> Your objective
Review the material line by line. Identify and copy every line that contains the string "situ".

> Extracted information
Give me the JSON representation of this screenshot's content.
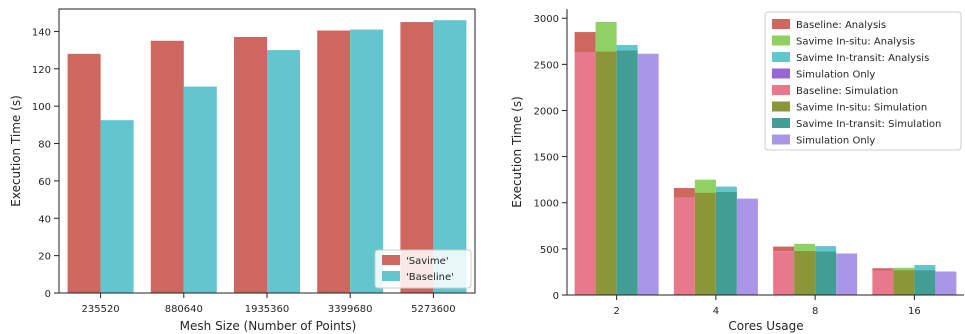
{
  "chart_data": [
    {
      "type": "bar",
      "title": "",
      "xlabel": "Mesh Size (Number of Points)",
      "ylabel": "Execution Time (s)",
      "categories": [
        "235520",
        "880640",
        "1935360",
        "3399680",
        "5273600"
      ],
      "ylim": [
        0,
        152
      ],
      "yticks": [
        0,
        20,
        40,
        60,
        80,
        100,
        120,
        140
      ],
      "grid": false,
      "legend_position": "bottom-right",
      "series": [
        {
          "name": "'Savime'",
          "color": "#cd6760",
          "values": [
            128,
            135,
            137,
            140.5,
            145
          ]
        },
        {
          "name": "'Baseline'",
          "color": "#63c5cd",
          "values": [
            92.5,
            110.5,
            130,
            141,
            146
          ]
        }
      ]
    },
    {
      "type": "bar",
      "stacked": true,
      "title": "",
      "xlabel": "Cores Usage",
      "ylabel": "Execution Time (s)",
      "categories": [
        "2",
        "4",
        "8",
        "16"
      ],
      "ylim": [
        0,
        3100
      ],
      "yticks": [
        0,
        500,
        1000,
        1500,
        2000,
        2500,
        3000
      ],
      "grid": false,
      "legend_position": "top-right",
      "legend_entries": [
        {
          "name": "Baseline: Analysis",
          "color": "#cd6760"
        },
        {
          "name": "Savime In-situ: Analysis",
          "color": "#8fd163"
        },
        {
          "name": "Savime In-transit: Analysis",
          "color": "#63c5cd"
        },
        {
          "name": "Simulation Only",
          "color": "#9966d6"
        },
        {
          "name": "Baseline: Simulation",
          "color": "#e8798c"
        },
        {
          "name": "Savime In-situ: Simulation",
          "color": "#8a9638"
        },
        {
          "name": "Savime In-transit: Simulation",
          "color": "#429e94"
        },
        {
          "name": "Simulation Only",
          "color": "#a996e6"
        }
      ],
      "series": [
        {
          "name": "Baseline",
          "simulation_color": "#e8798c",
          "analysis_color": "#cd6760",
          "simulation": [
            2630,
            1055,
            475,
            265
          ],
          "total": [
            2850,
            1160,
            525,
            290
          ]
        },
        {
          "name": "Savime In-situ",
          "simulation_color": "#8a9638",
          "analysis_color": "#8fd163",
          "simulation": [
            2640,
            1110,
            480,
            270
          ],
          "total": [
            2960,
            1250,
            555,
            295
          ]
        },
        {
          "name": "Savime In-transit",
          "simulation_color": "#429e94",
          "analysis_color": "#63c5cd",
          "simulation": [
            2650,
            1120,
            475,
            270
          ],
          "total": [
            2710,
            1175,
            530,
            325
          ]
        },
        {
          "name": "Simulation Only",
          "simulation_color": "#a996e6",
          "analysis_color": "#9966d6",
          "simulation": [
            2615,
            1045,
            450,
            255
          ],
          "total": [
            2615,
            1045,
            450,
            255
          ]
        }
      ]
    }
  ]
}
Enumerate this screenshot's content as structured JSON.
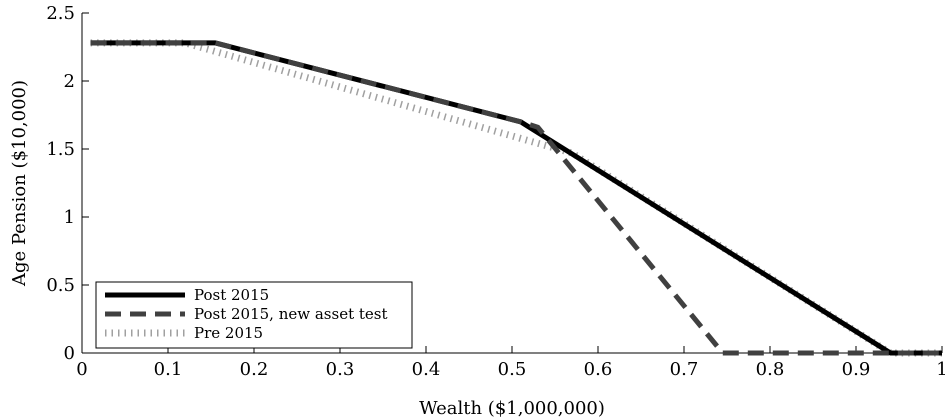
{
  "chart_data": {
    "type": "line",
    "xlabel": "Wealth ($1,000,000)",
    "ylabel": "Age Pension ($10,000)",
    "xlim": [
      0,
      1
    ],
    "ylim": [
      0,
      2.5
    ],
    "xticks": [
      "0",
      "0.1",
      "0.2",
      "0.3",
      "0.4",
      "0.5",
      "0.6",
      "0.7",
      "0.8",
      "0.9",
      "1"
    ],
    "yticks": [
      "0",
      "0.5",
      "1",
      "1.5",
      "2",
      "2.5"
    ],
    "grid": false,
    "legend_position": "bottom-left",
    "series": [
      {
        "name": "Post 2015",
        "style": "solid",
        "color": "#000000",
        "points": [
          [
            0.01,
            2.28
          ],
          [
            0.155,
            2.28
          ],
          [
            0.51,
            1.7
          ],
          [
            0.94,
            0.0
          ],
          [
            1.0,
            0.0
          ]
        ]
      },
      {
        "name": "Post 2015, new asset test",
        "style": "dashed",
        "color": "#404040",
        "points": [
          [
            0.01,
            2.28
          ],
          [
            0.155,
            2.28
          ],
          [
            0.51,
            1.7
          ],
          [
            0.53,
            1.66
          ],
          [
            0.745,
            0.0
          ],
          [
            1.0,
            0.0
          ]
        ]
      },
      {
        "name": "Pre 2015",
        "style": "dotted",
        "color": "#a0a0a0",
        "points": [
          [
            0.01,
            2.28
          ],
          [
            0.12,
            2.28
          ],
          [
            0.57,
            1.47
          ],
          [
            0.94,
            0.0
          ],
          [
            1.0,
            0.0
          ]
        ]
      }
    ]
  }
}
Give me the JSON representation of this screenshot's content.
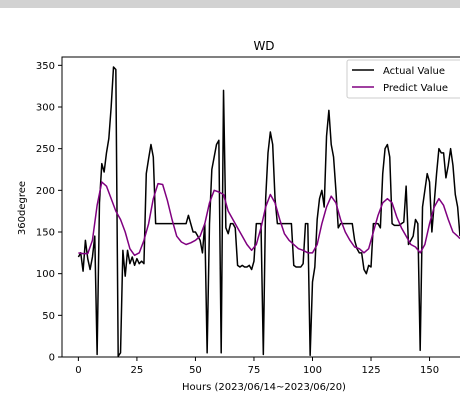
{
  "chart_data": {
    "type": "line",
    "title": "WD",
    "xlabel": "Hours (2023/06/14~2023/06/20)",
    "ylabel": "360degree",
    "xlim": [
      -7,
      166
    ],
    "ylim": [
      0,
      360
    ],
    "x_ticks": [
      0,
      25,
      50,
      75,
      100,
      125,
      150
    ],
    "y_ticks": [
      0,
      50,
      100,
      150,
      200,
      250,
      300,
      350
    ],
    "grid": false,
    "legend": "top-right",
    "series": [
      {
        "name": "Actual Value",
        "color": "#000000",
        "points": [
          [
            0,
            120
          ],
          [
            1,
            125
          ],
          [
            2,
            103
          ],
          [
            3,
            140
          ],
          [
            4,
            118
          ],
          [
            5,
            105
          ],
          [
            6,
            120
          ],
          [
            7,
            145
          ],
          [
            8,
            3
          ],
          [
            9,
            185
          ],
          [
            10,
            232
          ],
          [
            11,
            222
          ],
          [
            12,
            245
          ],
          [
            13,
            262
          ],
          [
            14,
            300
          ],
          [
            15,
            348
          ],
          [
            16,
            345
          ],
          [
            17,
            1
          ],
          [
            18,
            5
          ],
          [
            19,
            128
          ],
          [
            20,
            97
          ],
          [
            21,
            128
          ],
          [
            22,
            112
          ],
          [
            23,
            120
          ],
          [
            24,
            110
          ],
          [
            25,
            118
          ],
          [
            26,
            112
          ],
          [
            27,
            115
          ],
          [
            28,
            112
          ],
          [
            29,
            220
          ],
          [
            30,
            238
          ],
          [
            31,
            255
          ],
          [
            32,
            240
          ],
          [
            33,
            160
          ],
          [
            34,
            160
          ],
          [
            35,
            160
          ],
          [
            36,
            160
          ],
          [
            37,
            160
          ],
          [
            38,
            160
          ],
          [
            39,
            160
          ],
          [
            40,
            160
          ],
          [
            41,
            160
          ],
          [
            42,
            160
          ],
          [
            43,
            160
          ],
          [
            44,
            160
          ],
          [
            45,
            160
          ],
          [
            46,
            160
          ],
          [
            47,
            170
          ],
          [
            48,
            160
          ],
          [
            49,
            150
          ],
          [
            50,
            150
          ],
          [
            51,
            145
          ],
          [
            52,
            140
          ],
          [
            53,
            125
          ],
          [
            54,
            160
          ],
          [
            55,
            5
          ],
          [
            56,
            160
          ],
          [
            57,
            225
          ],
          [
            58,
            240
          ],
          [
            59,
            255
          ],
          [
            60,
            260
          ],
          [
            61,
            5
          ],
          [
            62,
            320
          ],
          [
            63,
            155
          ],
          [
            64,
            148
          ],
          [
            65,
            160
          ],
          [
            66,
            160
          ],
          [
            67,
            155
          ],
          [
            68,
            110
          ],
          [
            69,
            108
          ],
          [
            70,
            110
          ],
          [
            71,
            108
          ],
          [
            72,
            108
          ],
          [
            73,
            110
          ],
          [
            74,
            105
          ],
          [
            75,
            115
          ],
          [
            76,
            160
          ],
          [
            77,
            160
          ],
          [
            78,
            160
          ],
          [
            79,
            3
          ],
          [
            80,
            190
          ],
          [
            81,
            245
          ],
          [
            82,
            270
          ],
          [
            83,
            255
          ],
          [
            84,
            190
          ],
          [
            85,
            160
          ],
          [
            86,
            160
          ],
          [
            87,
            160
          ],
          [
            88,
            160
          ],
          [
            89,
            160
          ],
          [
            90,
            160
          ],
          [
            91,
            160
          ],
          [
            92,
            110
          ],
          [
            93,
            108
          ],
          [
            94,
            108
          ],
          [
            95,
            108
          ],
          [
            96,
            112
          ],
          [
            97,
            160
          ],
          [
            98,
            160
          ],
          [
            99,
            2
          ],
          [
            100,
            90
          ],
          [
            101,
            108
          ],
          [
            102,
            165
          ],
          [
            103,
            190
          ],
          [
            104,
            200
          ],
          [
            105,
            180
          ],
          [
            106,
            265
          ],
          [
            107,
            296
          ],
          [
            108,
            255
          ],
          [
            109,
            240
          ],
          [
            110,
            200
          ],
          [
            111,
            155
          ],
          [
            112,
            160
          ],
          [
            113,
            160
          ],
          [
            114,
            160
          ],
          [
            115,
            160
          ],
          [
            116,
            160
          ],
          [
            117,
            160
          ],
          [
            118,
            140
          ],
          [
            119,
            130
          ],
          [
            120,
            125
          ],
          [
            121,
            125
          ],
          [
            122,
            105
          ],
          [
            123,
            100
          ],
          [
            124,
            110
          ],
          [
            125,
            108
          ],
          [
            126,
            160
          ],
          [
            127,
            160
          ],
          [
            128,
            160
          ],
          [
            129,
            155
          ],
          [
            130,
            220
          ],
          [
            131,
            250
          ],
          [
            132,
            255
          ],
          [
            133,
            240
          ],
          [
            134,
            160
          ],
          [
            135,
            158
          ],
          [
            136,
            158
          ],
          [
            137,
            158
          ],
          [
            138,
            160
          ],
          [
            139,
            162
          ],
          [
            140,
            205
          ],
          [
            141,
            135
          ],
          [
            142,
            140
          ],
          [
            143,
            145
          ],
          [
            144,
            165
          ],
          [
            145,
            160
          ],
          [
            146,
            8
          ],
          [
            147,
            180
          ],
          [
            148,
            200
          ],
          [
            149,
            220
          ],
          [
            150,
            210
          ],
          [
            151,
            150
          ],
          [
            152,
            185
          ],
          [
            153,
            220
          ],
          [
            154,
            250
          ],
          [
            155,
            245
          ],
          [
            156,
            245
          ],
          [
            157,
            215
          ],
          [
            158,
            230
          ],
          [
            159,
            250
          ],
          [
            160,
            230
          ],
          [
            161,
            195
          ],
          [
            162,
            180
          ],
          [
            163,
            145
          ]
        ]
      },
      {
        "name": "Predict Value",
        "color": "#800080",
        "points": [
          [
            0,
            125
          ],
          [
            2,
            124
          ],
          [
            4,
            124
          ],
          [
            6,
            140
          ],
          [
            8,
            182
          ],
          [
            10,
            210
          ],
          [
            12,
            205
          ],
          [
            14,
            190
          ],
          [
            16,
            175
          ],
          [
            18,
            165
          ],
          [
            20,
            150
          ],
          [
            22,
            130
          ],
          [
            24,
            122
          ],
          [
            26,
            125
          ],
          [
            28,
            140
          ],
          [
            30,
            160
          ],
          [
            32,
            190
          ],
          [
            34,
            208
          ],
          [
            36,
            207
          ],
          [
            38,
            188
          ],
          [
            40,
            165
          ],
          [
            42,
            145
          ],
          [
            44,
            138
          ],
          [
            46,
            135
          ],
          [
            48,
            137
          ],
          [
            50,
            140
          ],
          [
            52,
            145
          ],
          [
            54,
            160
          ],
          [
            56,
            185
          ],
          [
            58,
            200
          ],
          [
            60,
            198
          ],
          [
            62,
            195
          ],
          [
            64,
            175
          ],
          [
            66,
            165
          ],
          [
            68,
            155
          ],
          [
            70,
            145
          ],
          [
            72,
            135
          ],
          [
            74,
            128
          ],
          [
            76,
            135
          ],
          [
            78,
            155
          ],
          [
            80,
            180
          ],
          [
            82,
            195
          ],
          [
            84,
            185
          ],
          [
            86,
            165
          ],
          [
            88,
            148
          ],
          [
            90,
            140
          ],
          [
            92,
            135
          ],
          [
            94,
            130
          ],
          [
            96,
            128
          ],
          [
            98,
            125
          ],
          [
            100,
            125
          ],
          [
            102,
            135
          ],
          [
            104,
            160
          ],
          [
            106,
            180
          ],
          [
            108,
            193
          ],
          [
            110,
            185
          ],
          [
            112,
            165
          ],
          [
            114,
            150
          ],
          [
            116,
            140
          ],
          [
            118,
            132
          ],
          [
            120,
            130
          ],
          [
            122,
            125
          ],
          [
            124,
            130
          ],
          [
            126,
            150
          ],
          [
            128,
            170
          ],
          [
            130,
            185
          ],
          [
            132,
            190
          ],
          [
            134,
            185
          ],
          [
            136,
            168
          ],
          [
            138,
            155
          ],
          [
            140,
            145
          ],
          [
            142,
            135
          ],
          [
            144,
            132
          ],
          [
            146,
            125
          ],
          [
            148,
            135
          ],
          [
            150,
            160
          ],
          [
            152,
            180
          ],
          [
            154,
            190
          ],
          [
            156,
            182
          ],
          [
            158,
            165
          ],
          [
            160,
            150
          ],
          [
            162,
            145
          ],
          [
            163,
            142
          ]
        ]
      }
    ]
  }
}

> Solution to this task
          "name": "Savime In-situ: Analysis",
          "name": "Savime In-situ: Simulation",
          "name": "Savime In-situ",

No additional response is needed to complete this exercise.